Figure record extracts:
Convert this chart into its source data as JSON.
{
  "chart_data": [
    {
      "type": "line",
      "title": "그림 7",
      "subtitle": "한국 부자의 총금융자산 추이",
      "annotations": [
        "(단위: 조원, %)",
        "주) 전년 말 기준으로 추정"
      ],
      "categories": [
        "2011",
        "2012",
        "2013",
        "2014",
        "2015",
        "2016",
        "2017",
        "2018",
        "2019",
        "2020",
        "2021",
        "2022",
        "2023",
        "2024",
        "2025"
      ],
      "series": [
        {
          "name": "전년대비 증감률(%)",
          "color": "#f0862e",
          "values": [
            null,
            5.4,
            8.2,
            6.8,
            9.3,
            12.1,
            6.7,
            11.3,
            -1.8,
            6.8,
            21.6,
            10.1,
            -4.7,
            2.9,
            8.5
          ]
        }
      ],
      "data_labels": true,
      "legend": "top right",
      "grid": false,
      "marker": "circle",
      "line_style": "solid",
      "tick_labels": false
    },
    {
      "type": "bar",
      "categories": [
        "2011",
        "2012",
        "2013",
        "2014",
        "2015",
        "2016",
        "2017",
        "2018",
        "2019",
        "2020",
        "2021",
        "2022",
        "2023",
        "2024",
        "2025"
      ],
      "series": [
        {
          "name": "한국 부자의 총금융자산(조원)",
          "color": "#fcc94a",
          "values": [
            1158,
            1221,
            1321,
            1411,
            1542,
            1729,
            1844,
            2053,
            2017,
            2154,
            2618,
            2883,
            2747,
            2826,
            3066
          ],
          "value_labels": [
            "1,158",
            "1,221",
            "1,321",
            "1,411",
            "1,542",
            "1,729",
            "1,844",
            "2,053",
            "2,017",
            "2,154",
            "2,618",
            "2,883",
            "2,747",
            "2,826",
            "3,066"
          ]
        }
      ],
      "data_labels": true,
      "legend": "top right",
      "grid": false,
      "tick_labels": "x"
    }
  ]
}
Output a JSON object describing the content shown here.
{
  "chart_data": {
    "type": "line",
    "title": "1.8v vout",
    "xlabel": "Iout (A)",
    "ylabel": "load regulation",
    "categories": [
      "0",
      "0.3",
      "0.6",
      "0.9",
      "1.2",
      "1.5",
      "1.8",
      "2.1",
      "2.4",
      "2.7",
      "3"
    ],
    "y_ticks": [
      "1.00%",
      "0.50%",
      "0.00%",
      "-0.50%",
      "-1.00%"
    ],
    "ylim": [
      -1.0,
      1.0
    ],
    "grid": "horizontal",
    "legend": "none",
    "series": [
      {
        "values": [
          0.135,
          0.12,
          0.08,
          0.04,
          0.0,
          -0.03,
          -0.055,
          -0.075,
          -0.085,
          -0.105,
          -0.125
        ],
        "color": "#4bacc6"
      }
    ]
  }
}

■ WHAT YOU NEED TO DO: Your task is to repeat each line of the material exactly.

■ SOLUTION TO THIS TASK:
Convert this chart into its source data as JSON.
{
  "chart_data": [
    {
      "type": "line",
      "title": "그림 7",
      "subtitle": "한국 부자의 총금융자산 추이",
      "annotations": [
        "(단위: 조원, %)",
        "주) 전년 말 기준으로 추정"
      ],
      "categories": [
        "2011",
        "2012",
        "2013",
        "2014",
        "2015",
        "2016",
        "2017",
        "2018",
        "2019",
        "2020",
        "2021",
        "2022",
        "2023",
        "2024",
        "2025"
      ],
      "series": [
        {
          "name": "전년대비 증감률(%)",
          "color": "#f0862e",
          "values": [
            null,
            5.4,
            8.2,
            6.8,
            9.3,
            12.1,
            6.7,
            11.3,
            -1.8,
            6.8,
            21.6,
            10.1,
            -4.7,
            2.9,
            8.5
          ]
        }
      ],
      "data_labels": true,
      "legend": "top right",
      "grid": false,
      "marker": "circle",
      "line_style": "solid",
      "tick_labels": false
    },
    {
      "type": "bar",
      "categories": [
        "2011",
        "2012",
        "2013",
        "2014",
        "2015",
        "2016",
        "2017",
        "2018",
        "2019",
        "2020",
        "2021",
        "2022",
        "2023",
        "2024",
        "2025"
      ],
      "series": [
        {
          "name": "한국 부자의 총금융자산(조원)",
          "color": "#fcc94a",
          "values": [
            1158,
            1221,
            1321,
            1411,
            1542,
            1729,
            1844,
            2053,
            2017,
            2154,
            2618,
            2883,
            2747,
            2826,
            3066
          ],
          "value_labels": [
            "1,158",
            "1,221",
            "1,321",
            "1,411",
            "1,542",
            "1,729",
            "1,844",
            "2,053",
            "2,017",
            "2,154",
            "2,618",
            "2,883",
            "2,747",
            "2,826",
            "3,066"
          ]
        }
      ],
      "data_labels": true,
      "legend": "top right",
      "grid": false,
      "tick_labels": "x"
    }
  ]
}
Output a JSON object describing the content shown here.
{
  "chart_data": {
    "type": "line",
    "title": "1.8v vout",
    "xlabel": "Iout (A)",
    "ylabel": "load regulation",
    "categories": [
      "0",
      "0.3",
      "0.6",
      "0.9",
      "1.2",
      "1.5",
      "1.8",
      "2.1",
      "2.4",
      "2.7",
      "3"
    ],
    "y_ticks": [
      "1.00%",
      "0.50%",
      "0.00%",
      "-0.50%",
      "-1.00%"
    ],
    "ylim": [
      -1.0,
      1.0
    ],
    "grid": "horizontal",
    "legend": "none",
    "series": [
      {
        "values": [
          0.135,
          0.12,
          0.08,
          0.04,
          0.0,
          -0.03,
          -0.055,
          -0.075,
          -0.085,
          -0.105,
          -0.125
        ],
        "color": "#4bacc6"
      }
    ]
  }
}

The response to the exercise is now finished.